=== EXCERPTED PASSAGE ===

Support Vector Machines

Closely related to Gaussian processes are Support Vector Machines (SVM), which have been used very successfully in many recent applications (both classification and regression problems). Even though SVMs were originally derived from a machine learning (PAC) point of view, it turns out that they can also be interpreted in a probabilistic, Bayesian framework. This makes it possible to assign error bars to the outputs of a trained SVM, and also to tune the parameters of an SVM algorithm by maximizing what is called the `evidence' (the likelihood of the data given the parameters). In work with Carl Gold, we have developed numerical methods for estimating the evidence for SVM and use it for parameter tuning.

Phoneme recognition

An application area which I've become interested in more recently is recognition of speech from acoustic waveform. In this work, with Ph.D. students Matthew Ager and Jibran Yousafzai and my colleague Zoran Cvetkovic in Electronic Engineering, the starting hypothesis is that waveforms rather than the conventional "compressed" representations of speech should provide a starting point for speech recognition that is more robust to noise and variation between speakers. The downside is that one has to deal with the resulting high-dimensional representations. This requires sophisticated statistical inference techniques. Results so far are encouraging: inference from waveforms achieves better performance in very noisy conditions.

=== DATASET EXTRACT ===

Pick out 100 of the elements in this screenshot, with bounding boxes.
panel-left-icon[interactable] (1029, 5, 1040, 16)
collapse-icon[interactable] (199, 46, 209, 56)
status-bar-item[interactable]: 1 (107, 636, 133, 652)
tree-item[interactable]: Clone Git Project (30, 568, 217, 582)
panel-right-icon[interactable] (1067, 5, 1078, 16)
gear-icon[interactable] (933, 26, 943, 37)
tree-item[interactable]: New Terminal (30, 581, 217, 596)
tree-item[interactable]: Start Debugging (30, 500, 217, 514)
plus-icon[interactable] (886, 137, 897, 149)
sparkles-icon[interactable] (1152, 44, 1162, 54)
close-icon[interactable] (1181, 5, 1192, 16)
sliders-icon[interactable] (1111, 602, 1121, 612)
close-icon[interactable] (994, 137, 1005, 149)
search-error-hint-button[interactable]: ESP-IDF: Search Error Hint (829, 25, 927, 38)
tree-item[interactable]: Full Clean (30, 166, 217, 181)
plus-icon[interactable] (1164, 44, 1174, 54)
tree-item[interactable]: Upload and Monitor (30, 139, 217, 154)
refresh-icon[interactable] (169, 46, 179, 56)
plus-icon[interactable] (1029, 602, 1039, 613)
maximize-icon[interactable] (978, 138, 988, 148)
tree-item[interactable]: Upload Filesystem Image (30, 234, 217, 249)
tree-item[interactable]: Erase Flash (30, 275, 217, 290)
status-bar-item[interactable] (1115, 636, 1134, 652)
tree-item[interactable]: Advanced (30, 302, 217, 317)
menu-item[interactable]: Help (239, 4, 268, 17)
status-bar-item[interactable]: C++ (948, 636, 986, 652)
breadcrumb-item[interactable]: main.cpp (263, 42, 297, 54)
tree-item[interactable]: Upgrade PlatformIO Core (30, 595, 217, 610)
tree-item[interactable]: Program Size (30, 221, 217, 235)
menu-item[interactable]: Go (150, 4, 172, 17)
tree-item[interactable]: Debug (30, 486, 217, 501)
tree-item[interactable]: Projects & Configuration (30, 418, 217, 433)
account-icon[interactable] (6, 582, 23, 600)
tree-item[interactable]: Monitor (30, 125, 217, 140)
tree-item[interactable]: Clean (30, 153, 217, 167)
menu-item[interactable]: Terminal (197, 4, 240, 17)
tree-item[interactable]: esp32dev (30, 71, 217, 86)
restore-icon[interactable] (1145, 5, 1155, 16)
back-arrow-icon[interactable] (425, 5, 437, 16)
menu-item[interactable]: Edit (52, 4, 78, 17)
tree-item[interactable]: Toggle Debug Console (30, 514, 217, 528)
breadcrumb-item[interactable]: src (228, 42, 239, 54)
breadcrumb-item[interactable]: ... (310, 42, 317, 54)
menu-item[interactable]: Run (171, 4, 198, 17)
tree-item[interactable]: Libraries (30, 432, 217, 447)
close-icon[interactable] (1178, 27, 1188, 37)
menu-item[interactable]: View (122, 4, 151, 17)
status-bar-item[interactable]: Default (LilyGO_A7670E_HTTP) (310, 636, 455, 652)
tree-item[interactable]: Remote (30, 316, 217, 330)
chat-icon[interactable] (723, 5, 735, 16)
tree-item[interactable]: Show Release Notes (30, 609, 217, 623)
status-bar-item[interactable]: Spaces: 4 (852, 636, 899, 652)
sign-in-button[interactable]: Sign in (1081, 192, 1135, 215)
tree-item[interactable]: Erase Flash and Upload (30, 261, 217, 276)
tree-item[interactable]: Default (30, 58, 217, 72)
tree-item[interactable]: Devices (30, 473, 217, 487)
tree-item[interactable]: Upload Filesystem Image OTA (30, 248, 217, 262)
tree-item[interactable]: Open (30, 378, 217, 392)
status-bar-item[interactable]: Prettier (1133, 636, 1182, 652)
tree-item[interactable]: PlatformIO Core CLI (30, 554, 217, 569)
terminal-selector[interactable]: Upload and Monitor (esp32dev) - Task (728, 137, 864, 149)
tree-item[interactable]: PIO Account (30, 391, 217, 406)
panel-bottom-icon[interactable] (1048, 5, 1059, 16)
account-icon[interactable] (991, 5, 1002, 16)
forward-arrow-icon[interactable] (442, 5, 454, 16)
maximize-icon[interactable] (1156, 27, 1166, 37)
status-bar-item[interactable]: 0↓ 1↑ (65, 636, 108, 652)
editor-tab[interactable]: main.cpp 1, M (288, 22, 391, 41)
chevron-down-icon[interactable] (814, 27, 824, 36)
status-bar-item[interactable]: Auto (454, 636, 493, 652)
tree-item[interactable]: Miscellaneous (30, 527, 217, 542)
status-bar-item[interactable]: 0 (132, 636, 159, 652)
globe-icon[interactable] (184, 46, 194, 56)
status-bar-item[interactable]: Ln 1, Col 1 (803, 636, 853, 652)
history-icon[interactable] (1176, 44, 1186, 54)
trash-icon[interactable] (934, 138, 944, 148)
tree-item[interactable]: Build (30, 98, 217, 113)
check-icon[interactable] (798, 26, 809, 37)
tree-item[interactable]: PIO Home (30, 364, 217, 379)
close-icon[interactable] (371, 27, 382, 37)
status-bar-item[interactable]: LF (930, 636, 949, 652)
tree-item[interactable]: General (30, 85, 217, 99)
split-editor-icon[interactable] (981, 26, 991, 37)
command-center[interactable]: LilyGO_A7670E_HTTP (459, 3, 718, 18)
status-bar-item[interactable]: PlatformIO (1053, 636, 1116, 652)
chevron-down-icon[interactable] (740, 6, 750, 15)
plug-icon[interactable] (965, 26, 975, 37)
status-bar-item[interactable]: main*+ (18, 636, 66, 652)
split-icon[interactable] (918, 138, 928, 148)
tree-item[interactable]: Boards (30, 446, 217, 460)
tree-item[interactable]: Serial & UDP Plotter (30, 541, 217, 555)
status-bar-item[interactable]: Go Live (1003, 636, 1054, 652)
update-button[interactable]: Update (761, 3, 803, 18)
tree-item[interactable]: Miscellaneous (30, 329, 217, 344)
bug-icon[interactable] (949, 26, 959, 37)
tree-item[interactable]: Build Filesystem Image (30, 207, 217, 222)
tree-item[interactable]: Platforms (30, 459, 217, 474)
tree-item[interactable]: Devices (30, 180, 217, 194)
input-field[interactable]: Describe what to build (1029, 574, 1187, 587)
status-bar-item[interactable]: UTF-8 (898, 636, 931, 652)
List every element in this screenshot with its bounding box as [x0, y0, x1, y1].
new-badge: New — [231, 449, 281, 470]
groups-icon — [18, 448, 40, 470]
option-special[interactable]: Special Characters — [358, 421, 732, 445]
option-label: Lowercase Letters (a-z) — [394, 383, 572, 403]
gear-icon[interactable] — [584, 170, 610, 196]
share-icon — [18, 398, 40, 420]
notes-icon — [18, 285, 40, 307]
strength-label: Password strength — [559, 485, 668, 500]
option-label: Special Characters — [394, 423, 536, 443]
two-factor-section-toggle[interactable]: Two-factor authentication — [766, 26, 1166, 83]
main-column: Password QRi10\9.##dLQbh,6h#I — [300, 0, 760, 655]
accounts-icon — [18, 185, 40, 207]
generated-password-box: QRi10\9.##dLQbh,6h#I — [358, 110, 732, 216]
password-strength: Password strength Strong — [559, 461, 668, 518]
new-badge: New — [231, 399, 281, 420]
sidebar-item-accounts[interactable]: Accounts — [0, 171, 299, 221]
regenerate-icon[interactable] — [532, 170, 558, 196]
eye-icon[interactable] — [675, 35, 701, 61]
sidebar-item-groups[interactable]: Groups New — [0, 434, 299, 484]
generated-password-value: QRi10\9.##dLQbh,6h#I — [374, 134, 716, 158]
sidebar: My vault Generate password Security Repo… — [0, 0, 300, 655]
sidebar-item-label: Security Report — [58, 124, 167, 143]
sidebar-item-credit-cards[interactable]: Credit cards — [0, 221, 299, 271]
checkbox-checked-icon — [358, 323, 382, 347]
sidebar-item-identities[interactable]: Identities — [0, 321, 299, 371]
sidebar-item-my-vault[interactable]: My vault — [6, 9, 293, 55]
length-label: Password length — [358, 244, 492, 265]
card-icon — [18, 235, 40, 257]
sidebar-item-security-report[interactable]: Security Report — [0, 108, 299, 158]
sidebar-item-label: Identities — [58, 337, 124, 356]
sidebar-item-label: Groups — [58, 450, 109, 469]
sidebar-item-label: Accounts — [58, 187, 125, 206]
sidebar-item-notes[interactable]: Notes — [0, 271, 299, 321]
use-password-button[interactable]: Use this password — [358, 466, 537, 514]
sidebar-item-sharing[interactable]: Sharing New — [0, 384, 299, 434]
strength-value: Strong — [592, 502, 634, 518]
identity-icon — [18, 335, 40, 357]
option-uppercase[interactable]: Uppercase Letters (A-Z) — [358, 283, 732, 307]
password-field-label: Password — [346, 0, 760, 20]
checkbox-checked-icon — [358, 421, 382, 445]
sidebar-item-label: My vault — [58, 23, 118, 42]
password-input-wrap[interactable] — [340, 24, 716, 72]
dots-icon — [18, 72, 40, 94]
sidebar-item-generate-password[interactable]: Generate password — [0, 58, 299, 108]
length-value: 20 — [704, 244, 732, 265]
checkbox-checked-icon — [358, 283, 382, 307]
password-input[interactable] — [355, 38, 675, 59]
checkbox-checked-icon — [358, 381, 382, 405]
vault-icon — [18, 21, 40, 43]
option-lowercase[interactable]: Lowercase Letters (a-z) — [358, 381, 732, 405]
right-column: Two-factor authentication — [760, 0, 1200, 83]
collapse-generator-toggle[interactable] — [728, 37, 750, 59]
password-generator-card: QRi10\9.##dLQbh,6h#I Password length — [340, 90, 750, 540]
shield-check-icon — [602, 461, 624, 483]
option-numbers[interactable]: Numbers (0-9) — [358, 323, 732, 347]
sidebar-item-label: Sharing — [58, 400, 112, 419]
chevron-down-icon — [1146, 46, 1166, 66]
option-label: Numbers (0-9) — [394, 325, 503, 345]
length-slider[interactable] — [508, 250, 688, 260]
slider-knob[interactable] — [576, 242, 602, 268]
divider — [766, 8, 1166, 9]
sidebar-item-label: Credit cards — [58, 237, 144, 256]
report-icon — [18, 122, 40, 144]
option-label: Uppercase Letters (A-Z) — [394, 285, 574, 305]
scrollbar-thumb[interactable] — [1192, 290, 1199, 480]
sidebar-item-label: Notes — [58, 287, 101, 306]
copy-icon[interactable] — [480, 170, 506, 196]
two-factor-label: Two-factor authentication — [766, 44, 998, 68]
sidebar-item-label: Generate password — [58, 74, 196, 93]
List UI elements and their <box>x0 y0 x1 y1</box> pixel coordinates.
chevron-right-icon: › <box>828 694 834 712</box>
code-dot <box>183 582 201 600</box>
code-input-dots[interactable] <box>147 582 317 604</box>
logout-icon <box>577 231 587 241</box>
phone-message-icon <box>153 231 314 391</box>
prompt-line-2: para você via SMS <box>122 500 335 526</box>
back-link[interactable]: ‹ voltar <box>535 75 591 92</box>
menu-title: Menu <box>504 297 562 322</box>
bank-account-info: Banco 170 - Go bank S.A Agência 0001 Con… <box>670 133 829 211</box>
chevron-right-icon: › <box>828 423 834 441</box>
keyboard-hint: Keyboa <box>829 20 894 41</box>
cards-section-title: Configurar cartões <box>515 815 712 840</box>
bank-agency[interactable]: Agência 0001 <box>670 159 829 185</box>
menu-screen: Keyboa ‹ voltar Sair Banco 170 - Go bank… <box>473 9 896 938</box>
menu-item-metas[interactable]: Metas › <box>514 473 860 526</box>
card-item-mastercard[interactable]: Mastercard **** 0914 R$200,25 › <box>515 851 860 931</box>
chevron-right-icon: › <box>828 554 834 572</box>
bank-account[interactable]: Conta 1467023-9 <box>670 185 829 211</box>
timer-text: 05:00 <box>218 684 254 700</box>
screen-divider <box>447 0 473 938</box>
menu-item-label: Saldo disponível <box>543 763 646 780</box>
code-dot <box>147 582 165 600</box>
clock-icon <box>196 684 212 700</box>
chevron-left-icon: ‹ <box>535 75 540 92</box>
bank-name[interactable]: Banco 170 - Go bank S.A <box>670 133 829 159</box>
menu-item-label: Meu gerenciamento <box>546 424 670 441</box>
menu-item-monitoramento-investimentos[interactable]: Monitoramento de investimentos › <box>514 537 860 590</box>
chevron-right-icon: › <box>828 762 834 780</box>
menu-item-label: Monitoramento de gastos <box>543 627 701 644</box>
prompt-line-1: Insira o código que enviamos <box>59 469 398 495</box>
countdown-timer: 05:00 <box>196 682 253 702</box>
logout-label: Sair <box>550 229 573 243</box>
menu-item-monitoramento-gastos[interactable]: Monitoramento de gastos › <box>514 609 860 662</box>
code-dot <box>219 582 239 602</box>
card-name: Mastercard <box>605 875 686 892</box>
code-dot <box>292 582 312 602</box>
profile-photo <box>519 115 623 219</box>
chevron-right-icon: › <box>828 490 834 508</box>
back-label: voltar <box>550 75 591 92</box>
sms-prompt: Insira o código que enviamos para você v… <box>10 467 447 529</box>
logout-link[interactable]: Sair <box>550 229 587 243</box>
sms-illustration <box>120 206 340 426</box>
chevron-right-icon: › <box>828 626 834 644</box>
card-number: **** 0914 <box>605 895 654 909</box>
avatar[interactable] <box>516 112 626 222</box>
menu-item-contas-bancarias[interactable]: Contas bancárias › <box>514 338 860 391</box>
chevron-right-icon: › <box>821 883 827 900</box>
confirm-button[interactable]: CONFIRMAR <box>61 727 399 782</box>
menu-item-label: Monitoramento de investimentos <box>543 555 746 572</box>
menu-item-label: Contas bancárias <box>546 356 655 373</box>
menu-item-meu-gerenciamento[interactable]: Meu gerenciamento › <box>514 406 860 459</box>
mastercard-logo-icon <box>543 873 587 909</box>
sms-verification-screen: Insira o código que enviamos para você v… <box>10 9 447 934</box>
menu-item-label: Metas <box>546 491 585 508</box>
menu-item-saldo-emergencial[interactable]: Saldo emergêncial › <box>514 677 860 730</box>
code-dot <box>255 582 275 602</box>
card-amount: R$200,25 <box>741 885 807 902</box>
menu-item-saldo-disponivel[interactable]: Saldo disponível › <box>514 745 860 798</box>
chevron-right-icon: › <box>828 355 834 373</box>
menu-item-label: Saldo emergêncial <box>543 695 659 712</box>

===

CHALLENGE 1:
Summarize the passage on support vector machines and phoneme recognition in two sentences.
CHALLENGE 2:
Duplicate the part of the passage on support vector machines and phoneme recognition that opens with the words containing "Closely related to" and closes with "for parameter tuning.".

RESULT 1:
Support Vector Machines, which are closely related to Gaussian processes and were originally derived from a machine learning point of view, can also be interpreted in a Bayesian framework, which allows error bars on outputs and parameter tuning by maximizing the evidence, for which numerical estimation methods have been developed. A more recent line of work on recognizing speech from acoustic waveforms starts from the hypothesis that waveforms are more robust to noise and speaker variation than compressed representations, and although the high-dimensional data call for sophisticated statistical inference, results so far show better performance in very noisy conditions.

RESULT 2:
Closely related to Gaussian processes are Support Vector Machines (SVM), which have been used very successfully in many recent applications (both classification and regression problems). Even though SVMs were originally derived from a machine learning (PAC) point of view, it turns out that they can also be interpreted in a probabilistic, Bayesian framework. This makes it possible to assign error bars to the outputs of a trained SVM, and also to tune the parameters of an SVM algorithm by maximizing what is called the `evidence' (the likelihood of the data given the parameters). In work with Carl Gold, we have developed numerical methods for estimating the evidence for SVM and use it for parameter tuning.